**Kutipan Teks**:
■ ■ ■ ■ ■ ■ ■

Penghormatan Pada Negara Pengusung Islamophobia, Bagaimana Harusnya Negara Bersikap?

 


Oleh: Shifwah(Aktivis Muslimah Kalsel)


Presiden Prancis Emmanuel Macron melakukan kunjungan ke Indonesia pada Rabu, 28 Mei 2025 silam. Kunjungan ini mendapat sambutan hangat dari Presiden RI Prabowo Subianto.

Menurutnya kunjungan tersebut merupakan suatu kehormatan yang besar apalagi pada tahun ini 75 tahun sudah Prancis dan Indonesia menjalin hubungan diplomatik (Kompas.com, 28/05/2025). Prabowo juga menjelaskan bahwa hubungan bilateral tersebut berakar pada saling menghormati dan prinsip-prinsip yang di anut, yaitu kedaulatan, kemerdekaan, menghormati hak-hak asasi manusia, dan demokrasi.

Kunjungan Macron tidak hanya disambut hangat oleh Bapak Presiden RI, namun sejumlah Menteri lain juga melakukan hal yang sama seperti Menteri Pertanian Andi Amran Sulaiman yang telah menandatangani declaration of intent (DOI) untuk kerja sama di bidang teknologi pada sector ketahanan pangan dan pertanian (beritasatu.com, 30-05-2025). 

Macron juga mengunjungi Akademi Militer (Akmil) Magelang dan Candi Borobudur. Menurut Pengamat hubungan internasional Hikmahanto Juwana menilai kunjungan Presiden bukan sekadar simbolis. Menurutnya, kunjungan ini mencerminkan dua fokus utama dalam hubungan bilateral Indonesia–Prancis, penguatan kerja sama pertahanan dan diplomasi kebudayaan. (metrotv.news, 29-05-2025)

Sebagai umat Muslim, kedatangan Presiden Prancis ini patut menjadi perhatian kita. Terlebih Prancis merupakan salah satu negara yang melegalkan Islamophobia. Dikutip dari international.sindonews.com (13/03/2024) Presiden Emmanuel Macron telah menerapkan Undang-Undang Separatisme pada 2021 silam akibat adanya pembunuhan terhadap guru di Prancis oleh pengungsi Muslim Rusia lantaran guru tersebut melakukan penghinaan kepada Nabi Muhammad SAW dengan kartun Charlie Hebdo.

■ ■ ■ ■ ■ ■ ■

**Bahan Sumber**:
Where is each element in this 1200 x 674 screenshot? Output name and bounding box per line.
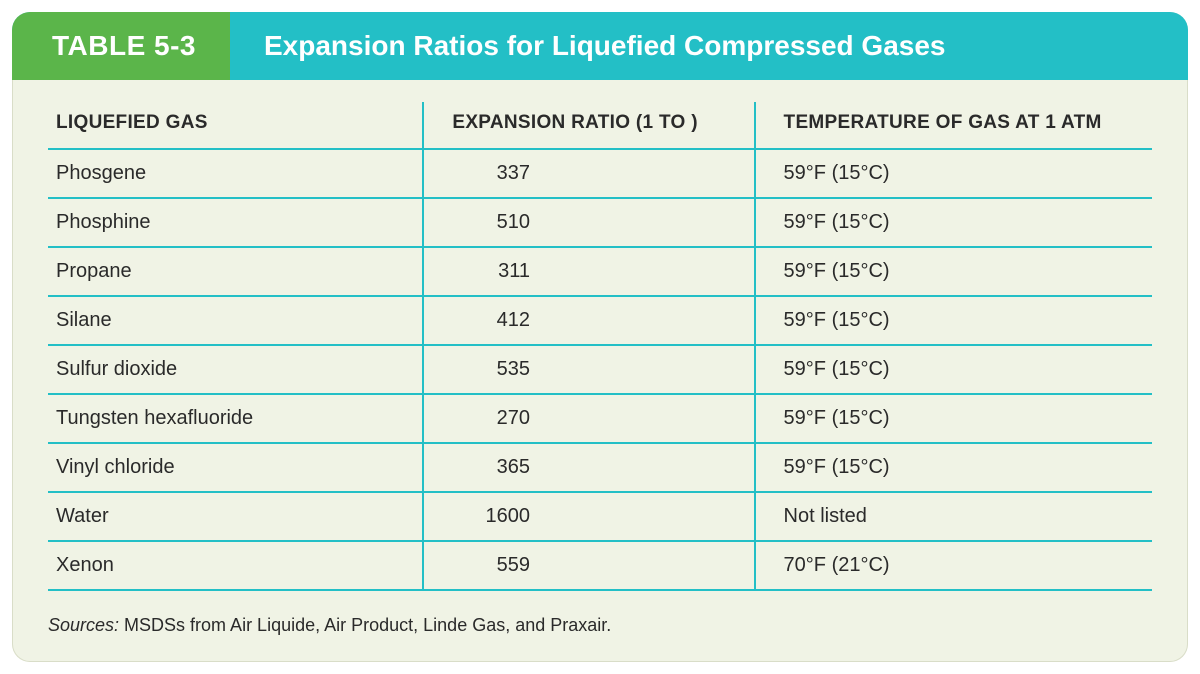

■ ■ ■ ■ ■ ■ ■

**Tugas Latihan**:
**1.** Terjemahkan kalimat "Macron juga mengunjungi Akademi Militer (Akmil) Magelang dan Candi Borobudur." dari artikel tentang kunjungan Macron ke dalam bahasa Inggris.
**2.** Cetak tanpa perubahan bagian artikel tentang kunjungan Macron yang dimulai pada kata-kata "Kunjungan Macron tidak" dan berhenti setelah kata-kata "pertanian (beritasatu.com, 30-05-2025).".

**Jawaban Berurutan**:
**1.** Macron also visited the Military Academy (Akmil) in Magelang and Borobudur Temple.

**2.**
Kunjungan Macron tidak hanya disambut hangat oleh Bapak Presiden RI, namun sejumlah Menteri lain juga melakukan hal yang sama seperti Menteri Pertanian Andi Amran Sulaiman yang telah menandatangani declaration of intent (DOI) untuk kerja sama di bidang teknologi pada sector ketahanan pangan dan pertanian (beritasatu.com, 30-05-2025).